— Exercise goal —
Lines holding the string "mean" in the listing below are to be copied.

— Working data —
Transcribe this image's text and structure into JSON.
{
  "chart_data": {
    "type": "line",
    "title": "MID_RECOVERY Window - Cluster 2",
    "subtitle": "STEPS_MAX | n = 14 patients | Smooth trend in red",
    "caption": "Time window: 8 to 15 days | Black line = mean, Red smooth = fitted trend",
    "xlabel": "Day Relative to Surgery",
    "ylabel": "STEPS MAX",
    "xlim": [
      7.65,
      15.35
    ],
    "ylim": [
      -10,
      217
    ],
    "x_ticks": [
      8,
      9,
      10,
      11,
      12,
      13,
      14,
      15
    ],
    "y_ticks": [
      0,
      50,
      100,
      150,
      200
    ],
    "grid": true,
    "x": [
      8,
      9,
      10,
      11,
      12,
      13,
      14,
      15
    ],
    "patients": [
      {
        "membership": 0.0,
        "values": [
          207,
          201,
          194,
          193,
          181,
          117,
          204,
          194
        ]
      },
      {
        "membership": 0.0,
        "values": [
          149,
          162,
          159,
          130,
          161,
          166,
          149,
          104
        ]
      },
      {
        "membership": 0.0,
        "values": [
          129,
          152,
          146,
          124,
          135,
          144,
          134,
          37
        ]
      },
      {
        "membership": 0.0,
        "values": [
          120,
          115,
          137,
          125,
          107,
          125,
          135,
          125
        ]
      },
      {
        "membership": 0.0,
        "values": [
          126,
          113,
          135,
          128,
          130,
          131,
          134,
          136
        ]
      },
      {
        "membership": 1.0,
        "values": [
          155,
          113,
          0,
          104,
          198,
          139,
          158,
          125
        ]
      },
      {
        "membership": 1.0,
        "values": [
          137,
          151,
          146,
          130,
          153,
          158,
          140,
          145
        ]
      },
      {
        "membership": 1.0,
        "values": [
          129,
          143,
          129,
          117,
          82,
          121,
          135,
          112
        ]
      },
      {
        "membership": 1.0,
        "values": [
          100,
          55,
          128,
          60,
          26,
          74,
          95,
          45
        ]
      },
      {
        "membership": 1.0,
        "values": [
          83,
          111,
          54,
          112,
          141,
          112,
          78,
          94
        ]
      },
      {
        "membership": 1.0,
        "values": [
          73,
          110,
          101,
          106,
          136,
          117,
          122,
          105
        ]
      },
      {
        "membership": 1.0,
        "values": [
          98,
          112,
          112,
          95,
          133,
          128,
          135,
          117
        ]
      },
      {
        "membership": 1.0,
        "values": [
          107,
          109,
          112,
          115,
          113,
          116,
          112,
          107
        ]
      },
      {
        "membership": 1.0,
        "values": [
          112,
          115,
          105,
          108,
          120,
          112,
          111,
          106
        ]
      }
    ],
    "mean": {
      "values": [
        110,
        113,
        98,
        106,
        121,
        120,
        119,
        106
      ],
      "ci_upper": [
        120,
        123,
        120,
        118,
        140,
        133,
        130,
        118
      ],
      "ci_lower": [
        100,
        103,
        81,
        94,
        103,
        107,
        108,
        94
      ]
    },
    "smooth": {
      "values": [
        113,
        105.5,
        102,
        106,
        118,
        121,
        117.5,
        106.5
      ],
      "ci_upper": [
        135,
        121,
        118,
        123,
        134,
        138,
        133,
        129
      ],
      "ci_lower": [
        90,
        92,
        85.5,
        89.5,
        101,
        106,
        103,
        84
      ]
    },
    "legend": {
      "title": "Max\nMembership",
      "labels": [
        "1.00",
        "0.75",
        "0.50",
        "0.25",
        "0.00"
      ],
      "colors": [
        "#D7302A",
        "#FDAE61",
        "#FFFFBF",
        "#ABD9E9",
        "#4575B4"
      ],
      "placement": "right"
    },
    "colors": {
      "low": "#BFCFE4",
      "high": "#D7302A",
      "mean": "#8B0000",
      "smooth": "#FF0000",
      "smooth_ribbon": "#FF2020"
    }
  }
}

— Expected answer —
    "caption": "Time window: 8 to 15 days | Black line = mean, Red smooth = fitted trend",
    "mean": {
      "mean": "#8B0000",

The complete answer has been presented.